### ENTRIES PROVIDED

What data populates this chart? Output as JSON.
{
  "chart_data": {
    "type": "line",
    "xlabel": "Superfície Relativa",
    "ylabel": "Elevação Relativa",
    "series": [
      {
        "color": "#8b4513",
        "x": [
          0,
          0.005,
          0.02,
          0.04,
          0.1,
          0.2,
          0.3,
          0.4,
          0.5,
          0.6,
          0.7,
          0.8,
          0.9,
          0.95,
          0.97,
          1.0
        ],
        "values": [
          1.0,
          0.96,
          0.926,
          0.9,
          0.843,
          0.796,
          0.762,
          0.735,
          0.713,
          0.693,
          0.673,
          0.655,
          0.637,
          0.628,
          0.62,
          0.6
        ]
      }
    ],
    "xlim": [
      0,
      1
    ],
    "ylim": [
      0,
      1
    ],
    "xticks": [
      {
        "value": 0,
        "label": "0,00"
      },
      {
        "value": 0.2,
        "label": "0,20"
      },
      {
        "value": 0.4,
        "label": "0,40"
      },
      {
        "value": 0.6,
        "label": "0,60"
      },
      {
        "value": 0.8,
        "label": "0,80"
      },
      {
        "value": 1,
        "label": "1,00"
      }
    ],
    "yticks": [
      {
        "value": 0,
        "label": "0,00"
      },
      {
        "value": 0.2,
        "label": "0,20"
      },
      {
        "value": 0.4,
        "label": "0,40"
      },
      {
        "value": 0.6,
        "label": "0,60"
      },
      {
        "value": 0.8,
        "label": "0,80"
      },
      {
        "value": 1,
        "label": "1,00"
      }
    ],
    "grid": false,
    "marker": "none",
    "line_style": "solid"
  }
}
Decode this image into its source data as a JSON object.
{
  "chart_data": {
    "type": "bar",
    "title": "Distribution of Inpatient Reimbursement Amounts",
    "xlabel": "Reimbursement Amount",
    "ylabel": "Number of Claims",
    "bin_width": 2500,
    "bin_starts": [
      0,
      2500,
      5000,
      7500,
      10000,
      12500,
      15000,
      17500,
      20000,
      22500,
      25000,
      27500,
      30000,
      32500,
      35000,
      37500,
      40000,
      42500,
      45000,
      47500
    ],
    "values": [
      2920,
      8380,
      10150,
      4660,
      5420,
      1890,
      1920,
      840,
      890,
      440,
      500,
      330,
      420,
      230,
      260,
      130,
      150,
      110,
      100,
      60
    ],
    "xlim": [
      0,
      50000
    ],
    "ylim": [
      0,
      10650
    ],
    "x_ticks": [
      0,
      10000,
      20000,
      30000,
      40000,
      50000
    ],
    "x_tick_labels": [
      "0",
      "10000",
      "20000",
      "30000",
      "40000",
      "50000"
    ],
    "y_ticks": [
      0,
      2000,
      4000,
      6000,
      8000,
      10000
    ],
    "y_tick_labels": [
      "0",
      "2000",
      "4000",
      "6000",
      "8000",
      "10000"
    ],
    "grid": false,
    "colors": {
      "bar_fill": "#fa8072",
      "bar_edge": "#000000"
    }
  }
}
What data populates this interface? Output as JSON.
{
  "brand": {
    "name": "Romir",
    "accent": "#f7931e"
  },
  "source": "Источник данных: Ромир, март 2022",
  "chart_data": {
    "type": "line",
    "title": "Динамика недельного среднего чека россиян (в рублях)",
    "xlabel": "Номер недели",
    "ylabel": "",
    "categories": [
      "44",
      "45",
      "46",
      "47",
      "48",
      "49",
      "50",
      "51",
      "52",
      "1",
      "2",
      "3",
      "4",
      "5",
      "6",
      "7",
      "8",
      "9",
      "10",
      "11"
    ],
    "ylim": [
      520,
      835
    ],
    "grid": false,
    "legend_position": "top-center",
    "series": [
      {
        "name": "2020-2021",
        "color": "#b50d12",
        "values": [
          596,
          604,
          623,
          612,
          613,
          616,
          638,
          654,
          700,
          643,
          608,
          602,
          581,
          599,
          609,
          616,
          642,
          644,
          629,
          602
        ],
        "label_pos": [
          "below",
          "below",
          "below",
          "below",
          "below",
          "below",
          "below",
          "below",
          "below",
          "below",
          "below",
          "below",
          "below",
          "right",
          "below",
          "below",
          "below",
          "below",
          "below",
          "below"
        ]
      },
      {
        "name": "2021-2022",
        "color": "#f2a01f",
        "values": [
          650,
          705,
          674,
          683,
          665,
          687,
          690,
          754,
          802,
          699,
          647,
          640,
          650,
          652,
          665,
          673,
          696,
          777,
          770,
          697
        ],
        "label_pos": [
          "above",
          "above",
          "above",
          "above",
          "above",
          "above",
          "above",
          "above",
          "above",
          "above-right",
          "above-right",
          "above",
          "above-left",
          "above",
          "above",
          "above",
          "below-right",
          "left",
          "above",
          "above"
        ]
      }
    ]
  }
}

### REQUIRED WORK
Above are the records; retype every one exactly.

### REPLY TO THE TASK
What data populates this chart? Output as JSON.
{
  "chart_data": {
    "type": "line",
    "xlabel": "Superfície Relativa",
    "ylabel": "Elevação Relativa",
    "series": [
      {
        "color": "#8b4513",
        "x": [
          0,
          0.005,
          0.02,
          0.04,
          0.1,
          0.2,
          0.3,
          0.4,
          0.5,
          0.6,
          0.7,
          0.8,
          0.9,
          0.95,
          0.97,
          1.0
        ],
        "values": [
          1.0,
          0.96,
          0.926,
          0.9,
          0.843,
          0.796,
          0.762,
          0.735,
          0.713,
          0.693,
          0.673,
          0.655,
          0.637,
          0.628,
          0.62,
          0.6
        ]
      }
    ],
    "xlim": [
      0,
      1
    ],
    "ylim": [
      0,
      1
    ],
    "xticks": [
      {
        "value": 0,
        "label": "0,00"
      },
      {
        "value": 0.2,
        "label": "0,20"
      },
      {
        "value": 0.4,
        "label": "0,40"
      },
      {
        "value": 0.6,
        "label": "0,60"
      },
      {
        "value": 0.8,
        "label": "0,80"
      },
      {
        "value": 1,
        "label": "1,00"
      }
    ],
    "yticks": [
      {
        "value": 0,
        "label": "0,00"
      },
      {
        "value": 0.2,
        "label": "0,20"
      },
      {
        "value": 0.4,
        "label": "0,40"
      },
      {
        "value": 0.6,
        "label": "0,60"
      },
      {
        "value": 0.8,
        "label": "0,80"
      },
      {
        "value": 1,
        "label": "1,00"
      }
    ],
    "grid": false,
    "marker": "none",
    "line_style": "solid"
  }
}
Decode this image into its source data as a JSON object.
{
  "chart_data": {
    "type": "bar",
    "title": "Distribution of Inpatient Reimbursement Amounts",
    "xlabel": "Reimbursement Amount",
    "ylabel": "Number of Claims",
    "bin_width": 2500,
    "bin_starts": [
      0,
      2500,
      5000,
      7500,
      10000,
      12500,
      15000,
      17500,
      20000,
      22500,
      25000,
      27500,
      30000,
      32500,
      35000,
      37500,
      40000,
      42500,
      45000,
      47500
    ],
    "values": [
      2920,
      8380,
      10150,
      4660,
      5420,
      1890,
      1920,
      840,
      890,
      440,
      500,
      330,
      420,
      230,
      260,
      130,
      150,
      110,
      100,
      60
    ],
    "xlim": [
      0,
      50000
    ],
    "ylim": [
      0,
      10650
    ],
    "x_ticks": [
      0,
      10000,
      20000,
      30000,
      40000,
      50000
    ],
    "x_tick_labels": [
      "0",
      "10000",
      "20000",
      "30000",
      "40000",
      "50000"
    ],
    "y_ticks": [
      0,
      2000,
      4000,
      6000,
      8000,
      10000
    ],
    "y_tick_labels": [
      "0",
      "2000",
      "4000",
      "6000",
      "8000",
      "10000"
    ],
    "grid": false,
    "colors": {
      "bar_fill": "#fa8072",
      "bar_edge": "#000000"
    }
  }
}
What data populates this interface? Output as JSON.
{
  "brand": {
    "name": "Romir",
    "accent": "#f7931e"
  },
  "source": "Источник данных: Ромир, март 2022",
  "chart_data": {
    "type": "line",
    "title": "Динамика недельного среднего чека россиян (в рублях)",
    "xlabel": "Номер недели",
    "ylabel": "",
    "categories": [
      "44",
      "45",
      "46",
      "47",
      "48",
      "49",
      "50",
      "51",
      "52",
      "1",
      "2",
      "3",
      "4",
      "5",
      "6",
      "7",
      "8",
      "9",
      "10",
      "11"
    ],
    "ylim": [
      520,
      835
    ],
    "grid": false,
    "legend_position": "top-center",
    "series": [
      {
        "name": "2020-2021",
        "color": "#b50d12",
        "values": [
          596,
          604,
          623,
          612,
          613,
          616,
          638,
          654,
          700,
          643,
          608,
          602,
          581,
          599,
          609,
          616,
          642,
          644,
          629,
          602
        ],
        "label_pos": [
          "below",
          "below",
          "below",
          "below",
          "below",
          "below",
          "below",
          "below",
          "below",
          "below",
          "below",
          "below",
          "below",
          "right",
          "below",
          "below",
          "below",
          "below",
          "below",
          "below"
        ]
      },
      {
        "name": "2021-2022",
        "color": "#f2a01f",
        "values": [
          650,
          705,
          674,
          683,
          665,
          687,
          690,
          754,
          802,
          699,
          647,
          640,
          650,
          652,
          665,
          673,
          696,
          777,
          770,
          697
        ],
        "label_pos": [
          "above",
          "above",
          "above",
          "above",
          "above",
          "above",
          "above",
          "above",
          "above",
          "above-right",
          "above-right",
          "above",
          "above-left",
          "above",
          "above",
          "above",
          "below-right",
          "left",
          "above",
          "above"
        ]
      }
    ]
  }
}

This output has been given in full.